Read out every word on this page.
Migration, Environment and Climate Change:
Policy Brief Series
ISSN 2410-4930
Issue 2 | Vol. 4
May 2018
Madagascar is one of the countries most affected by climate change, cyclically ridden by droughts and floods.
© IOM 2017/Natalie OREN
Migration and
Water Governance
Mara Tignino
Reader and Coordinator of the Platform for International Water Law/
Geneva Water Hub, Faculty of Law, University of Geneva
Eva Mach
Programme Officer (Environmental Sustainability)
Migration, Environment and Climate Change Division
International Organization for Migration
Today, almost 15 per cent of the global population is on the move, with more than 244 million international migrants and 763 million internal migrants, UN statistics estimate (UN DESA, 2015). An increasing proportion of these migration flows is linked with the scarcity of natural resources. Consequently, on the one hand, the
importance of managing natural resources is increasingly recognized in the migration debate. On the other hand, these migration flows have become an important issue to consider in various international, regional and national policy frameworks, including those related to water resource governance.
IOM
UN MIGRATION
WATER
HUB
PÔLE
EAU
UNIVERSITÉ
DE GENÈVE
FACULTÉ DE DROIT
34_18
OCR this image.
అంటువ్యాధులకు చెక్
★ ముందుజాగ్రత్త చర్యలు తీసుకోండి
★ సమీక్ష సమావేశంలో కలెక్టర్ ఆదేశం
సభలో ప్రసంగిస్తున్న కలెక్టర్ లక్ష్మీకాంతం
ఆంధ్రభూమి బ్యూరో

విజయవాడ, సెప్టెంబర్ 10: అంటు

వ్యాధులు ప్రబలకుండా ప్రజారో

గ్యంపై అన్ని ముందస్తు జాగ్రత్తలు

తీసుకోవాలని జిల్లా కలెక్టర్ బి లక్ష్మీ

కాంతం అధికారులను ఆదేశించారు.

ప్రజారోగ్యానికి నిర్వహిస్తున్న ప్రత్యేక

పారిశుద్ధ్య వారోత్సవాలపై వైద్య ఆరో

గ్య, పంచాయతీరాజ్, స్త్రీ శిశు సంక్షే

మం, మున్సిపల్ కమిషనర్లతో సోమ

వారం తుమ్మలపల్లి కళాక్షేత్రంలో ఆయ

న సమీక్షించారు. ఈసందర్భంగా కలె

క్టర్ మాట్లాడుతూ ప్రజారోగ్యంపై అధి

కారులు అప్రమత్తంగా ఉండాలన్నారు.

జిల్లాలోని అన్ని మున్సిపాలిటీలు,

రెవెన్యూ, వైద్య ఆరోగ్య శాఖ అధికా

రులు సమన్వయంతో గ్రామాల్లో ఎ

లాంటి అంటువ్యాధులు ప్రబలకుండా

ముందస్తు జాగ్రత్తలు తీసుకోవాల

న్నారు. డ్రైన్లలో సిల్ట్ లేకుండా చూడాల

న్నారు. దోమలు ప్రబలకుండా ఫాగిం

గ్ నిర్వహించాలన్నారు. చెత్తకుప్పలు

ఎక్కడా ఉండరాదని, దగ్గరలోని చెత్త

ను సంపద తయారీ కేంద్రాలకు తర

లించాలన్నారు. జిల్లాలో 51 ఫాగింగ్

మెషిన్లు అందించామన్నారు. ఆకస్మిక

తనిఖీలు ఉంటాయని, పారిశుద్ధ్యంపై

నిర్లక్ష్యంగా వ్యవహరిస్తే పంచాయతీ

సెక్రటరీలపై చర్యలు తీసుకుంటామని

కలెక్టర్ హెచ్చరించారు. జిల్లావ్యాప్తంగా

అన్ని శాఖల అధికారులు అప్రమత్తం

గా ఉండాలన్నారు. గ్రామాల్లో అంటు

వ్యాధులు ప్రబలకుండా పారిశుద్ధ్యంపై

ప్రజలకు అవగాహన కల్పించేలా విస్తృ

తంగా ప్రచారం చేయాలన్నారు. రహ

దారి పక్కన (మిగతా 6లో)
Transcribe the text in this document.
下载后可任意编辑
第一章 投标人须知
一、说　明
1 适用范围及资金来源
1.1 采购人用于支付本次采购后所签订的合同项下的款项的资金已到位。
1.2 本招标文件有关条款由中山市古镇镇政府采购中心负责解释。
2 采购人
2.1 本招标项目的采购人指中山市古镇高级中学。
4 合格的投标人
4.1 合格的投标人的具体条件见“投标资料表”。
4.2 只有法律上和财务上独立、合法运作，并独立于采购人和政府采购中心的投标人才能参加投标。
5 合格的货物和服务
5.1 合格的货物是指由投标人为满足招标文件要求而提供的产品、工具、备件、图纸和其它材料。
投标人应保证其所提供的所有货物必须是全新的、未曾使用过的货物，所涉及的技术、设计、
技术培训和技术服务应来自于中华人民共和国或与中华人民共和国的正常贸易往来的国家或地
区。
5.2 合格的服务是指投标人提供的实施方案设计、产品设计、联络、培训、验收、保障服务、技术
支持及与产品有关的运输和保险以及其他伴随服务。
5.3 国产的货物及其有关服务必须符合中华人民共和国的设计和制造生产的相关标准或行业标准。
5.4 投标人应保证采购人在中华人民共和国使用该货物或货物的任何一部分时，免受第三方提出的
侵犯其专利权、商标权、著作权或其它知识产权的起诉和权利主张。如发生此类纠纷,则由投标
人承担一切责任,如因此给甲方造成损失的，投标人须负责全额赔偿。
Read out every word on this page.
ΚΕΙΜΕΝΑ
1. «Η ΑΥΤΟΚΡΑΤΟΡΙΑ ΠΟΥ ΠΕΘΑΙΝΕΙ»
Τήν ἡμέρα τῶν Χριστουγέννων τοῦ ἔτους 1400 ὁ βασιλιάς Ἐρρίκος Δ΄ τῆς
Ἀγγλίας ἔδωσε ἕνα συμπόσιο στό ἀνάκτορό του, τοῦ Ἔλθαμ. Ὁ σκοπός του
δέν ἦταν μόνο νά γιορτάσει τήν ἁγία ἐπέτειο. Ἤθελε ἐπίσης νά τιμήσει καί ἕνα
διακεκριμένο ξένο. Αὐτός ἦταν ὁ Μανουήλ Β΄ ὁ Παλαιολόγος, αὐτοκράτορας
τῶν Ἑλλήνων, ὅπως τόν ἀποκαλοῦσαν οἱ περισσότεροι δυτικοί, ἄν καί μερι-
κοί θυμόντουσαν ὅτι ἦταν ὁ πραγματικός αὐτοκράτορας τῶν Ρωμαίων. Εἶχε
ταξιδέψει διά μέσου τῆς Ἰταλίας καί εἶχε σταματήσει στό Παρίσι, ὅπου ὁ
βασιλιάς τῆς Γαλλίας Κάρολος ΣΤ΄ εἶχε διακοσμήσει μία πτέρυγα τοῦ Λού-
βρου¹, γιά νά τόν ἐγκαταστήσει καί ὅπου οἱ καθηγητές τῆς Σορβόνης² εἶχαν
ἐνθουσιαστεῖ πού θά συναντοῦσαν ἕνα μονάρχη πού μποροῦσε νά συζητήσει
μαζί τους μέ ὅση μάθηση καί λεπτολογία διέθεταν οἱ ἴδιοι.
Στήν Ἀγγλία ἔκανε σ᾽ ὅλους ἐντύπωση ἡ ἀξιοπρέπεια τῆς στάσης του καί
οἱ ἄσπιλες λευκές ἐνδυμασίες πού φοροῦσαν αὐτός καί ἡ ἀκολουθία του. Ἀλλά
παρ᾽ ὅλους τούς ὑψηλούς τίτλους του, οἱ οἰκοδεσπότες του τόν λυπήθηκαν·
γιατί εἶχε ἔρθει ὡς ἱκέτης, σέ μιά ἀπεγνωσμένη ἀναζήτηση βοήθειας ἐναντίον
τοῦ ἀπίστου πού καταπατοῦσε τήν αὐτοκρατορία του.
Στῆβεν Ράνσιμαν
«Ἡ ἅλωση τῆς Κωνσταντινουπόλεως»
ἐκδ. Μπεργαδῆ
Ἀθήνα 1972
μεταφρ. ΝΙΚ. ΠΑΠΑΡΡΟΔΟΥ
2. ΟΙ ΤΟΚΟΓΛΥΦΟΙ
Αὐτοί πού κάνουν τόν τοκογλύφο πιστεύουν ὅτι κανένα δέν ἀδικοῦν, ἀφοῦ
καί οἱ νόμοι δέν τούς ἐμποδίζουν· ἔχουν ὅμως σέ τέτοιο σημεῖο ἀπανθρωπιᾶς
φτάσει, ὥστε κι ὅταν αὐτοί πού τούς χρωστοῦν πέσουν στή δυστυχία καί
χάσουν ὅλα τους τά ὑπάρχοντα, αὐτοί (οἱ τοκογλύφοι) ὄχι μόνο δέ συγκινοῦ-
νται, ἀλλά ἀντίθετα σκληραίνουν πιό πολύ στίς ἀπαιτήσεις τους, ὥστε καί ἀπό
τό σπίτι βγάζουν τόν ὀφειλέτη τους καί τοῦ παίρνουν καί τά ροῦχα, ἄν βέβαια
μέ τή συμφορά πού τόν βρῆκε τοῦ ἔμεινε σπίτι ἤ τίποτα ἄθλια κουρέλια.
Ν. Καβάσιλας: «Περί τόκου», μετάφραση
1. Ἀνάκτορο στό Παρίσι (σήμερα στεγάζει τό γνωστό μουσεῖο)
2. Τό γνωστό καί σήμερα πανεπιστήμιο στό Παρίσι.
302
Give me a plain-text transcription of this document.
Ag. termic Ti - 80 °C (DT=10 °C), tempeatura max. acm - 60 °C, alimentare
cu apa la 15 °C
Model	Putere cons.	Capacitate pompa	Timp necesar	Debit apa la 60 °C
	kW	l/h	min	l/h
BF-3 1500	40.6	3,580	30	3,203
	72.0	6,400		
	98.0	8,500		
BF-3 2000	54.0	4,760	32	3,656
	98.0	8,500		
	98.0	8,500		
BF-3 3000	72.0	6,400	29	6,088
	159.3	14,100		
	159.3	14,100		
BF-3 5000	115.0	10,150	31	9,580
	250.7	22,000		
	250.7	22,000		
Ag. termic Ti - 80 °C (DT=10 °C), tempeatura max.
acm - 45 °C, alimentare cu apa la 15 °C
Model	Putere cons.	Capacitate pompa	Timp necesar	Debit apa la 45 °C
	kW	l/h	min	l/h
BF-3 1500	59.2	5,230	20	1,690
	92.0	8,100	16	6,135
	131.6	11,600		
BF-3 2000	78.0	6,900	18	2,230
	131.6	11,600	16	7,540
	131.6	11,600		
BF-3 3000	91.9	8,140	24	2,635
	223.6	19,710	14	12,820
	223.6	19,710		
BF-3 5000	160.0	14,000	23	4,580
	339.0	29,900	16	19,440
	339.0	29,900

_ _ _ _ _

-- Short exercise --
Go through the data and gather every line that holds "γνωστό".

-- Result for this exercise --
1. Ἀνάκτορο στό Παρίσι (σήμερα στεγάζει τό γνωστό μουσεῖο)
2. Τό γνωστό καί σήμερα πανεπιστήμιο στό Παρίσι.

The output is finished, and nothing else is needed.